• Passage shown:
So, when I see a Metrocop shove a citizen, I punch him to death (the Metrocop, to be clear). That annoying flying camera robot gets a taste from my pistol. What's this? Other cops, standing around doing nothing violent? Not on my watch! They die. I approach a couple citizens as well, just to see if weapons work on them too. (Weapons work on them too.) Oh, and that cop who tries to make me pick up a soda can and put it in the garbage? I saved the chainsaw for him.



Marines. Always. Recycle.



Before long, I'm in the canals, fighting enemies who can actually fight back. It mostly works well: the weapons are effective and feel natural after a few minutes of play, though you have to be pretty darn precise with your aim for long-distance kills. It's also a genuinely neat experience: the sights and sounds of the throwback Doom weapons mixed with the atmosphere and enemies of Half-Life 2. It's double-nostalgic. It's like combining two tastes I love, bacon and chocolate, into one violent, historic mouthful of video game.

• Stored records:

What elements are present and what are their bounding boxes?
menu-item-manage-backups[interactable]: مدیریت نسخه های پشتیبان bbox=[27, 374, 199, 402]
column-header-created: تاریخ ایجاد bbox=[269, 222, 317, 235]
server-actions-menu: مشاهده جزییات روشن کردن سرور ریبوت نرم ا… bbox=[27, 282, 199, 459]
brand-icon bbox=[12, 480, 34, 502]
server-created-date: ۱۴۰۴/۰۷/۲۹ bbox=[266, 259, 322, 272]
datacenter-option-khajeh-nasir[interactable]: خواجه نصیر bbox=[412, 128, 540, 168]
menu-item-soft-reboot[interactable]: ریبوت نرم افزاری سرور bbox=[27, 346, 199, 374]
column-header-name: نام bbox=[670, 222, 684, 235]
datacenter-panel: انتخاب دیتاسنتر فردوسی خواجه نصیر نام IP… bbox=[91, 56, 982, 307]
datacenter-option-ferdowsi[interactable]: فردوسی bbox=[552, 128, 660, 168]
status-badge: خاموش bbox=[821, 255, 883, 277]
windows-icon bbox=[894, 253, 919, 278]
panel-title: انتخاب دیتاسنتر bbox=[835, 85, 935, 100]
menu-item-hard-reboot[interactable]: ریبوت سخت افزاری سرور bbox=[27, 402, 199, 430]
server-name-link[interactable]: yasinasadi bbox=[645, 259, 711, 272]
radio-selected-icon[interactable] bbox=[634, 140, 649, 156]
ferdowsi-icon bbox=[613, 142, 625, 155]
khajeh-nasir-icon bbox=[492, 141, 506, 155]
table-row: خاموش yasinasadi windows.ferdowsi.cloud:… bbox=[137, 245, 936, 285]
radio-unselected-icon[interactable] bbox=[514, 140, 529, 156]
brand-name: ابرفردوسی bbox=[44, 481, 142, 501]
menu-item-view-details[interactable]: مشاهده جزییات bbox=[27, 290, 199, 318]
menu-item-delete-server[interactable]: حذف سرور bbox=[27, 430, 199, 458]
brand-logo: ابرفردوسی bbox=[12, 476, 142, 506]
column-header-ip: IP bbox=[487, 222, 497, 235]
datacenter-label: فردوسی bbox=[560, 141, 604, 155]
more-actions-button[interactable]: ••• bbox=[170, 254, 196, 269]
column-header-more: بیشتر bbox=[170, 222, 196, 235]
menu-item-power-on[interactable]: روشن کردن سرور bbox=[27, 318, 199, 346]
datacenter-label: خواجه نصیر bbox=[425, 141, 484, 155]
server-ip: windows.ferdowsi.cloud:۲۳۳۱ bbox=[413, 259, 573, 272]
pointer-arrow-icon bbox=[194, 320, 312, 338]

• Task 1: Summarize the passage about Doom weapons in Half-Life 2 in two sentences.
• Task 2: Resume the passage about Doom weapons in Half-Life 2 after its last sentence.
The lines have nothing to do with the passage.

• Expected answer 1: The writer punches a Metrocop to death, shoots a flying camera robot with a pistol, kills other cops and some citizens, and uses a chainsaw on the cop who demands that a soda can be thrown in the garbage. Later, in the canals against enemies who fight back, the writer finds the weapons effective and natural, though long-distance kills need precise aim, and calls the mix of throwback Doom weapons with Half-Life 2's atmosphere and enemies double-nostalgic.

• Expected answer 2:
Something else I notice: while it feels a little odd in this day and age to play a game where you're constantly staring at your own face, it does make your health quite a priority. Instead of a percentage or a colored bar, you get to look at your sad mug streaked with blood, a pretty visceral reminder that it's not your health meter taking damage: it's your own face. Finding medkits feels a lot more urgent when you're hurt so bad your hair is bleeding.



Space Marine needs food, badly.



Ammo for my Doom weapons, naturally, is not stocked in City 17, so I just spawn some for myself from the Garry's Mod menu when I run out. I try to also give myself new weapons when it feels appropriate. When Metrocops start using machine guns, for example, I give myself Doom's chaingun. When I remember that you don't get a shotgun until you get to Ravenholm, I give myself one anyway, because screw that.



After escaping City 17, I wind up deciding to skip the second half of the canal levels. Making a Space Marine drive a crummy boat powered by a fan just seems insulting. It's like making Willy Wonka eat a celery stick. He knows not of, and cares not for, such primitive tools. Fast-forward, then, to Ravenholm!



Plus a quick stop in Black Mesa East to kill a disgusting alien. You're welcome, Vance family!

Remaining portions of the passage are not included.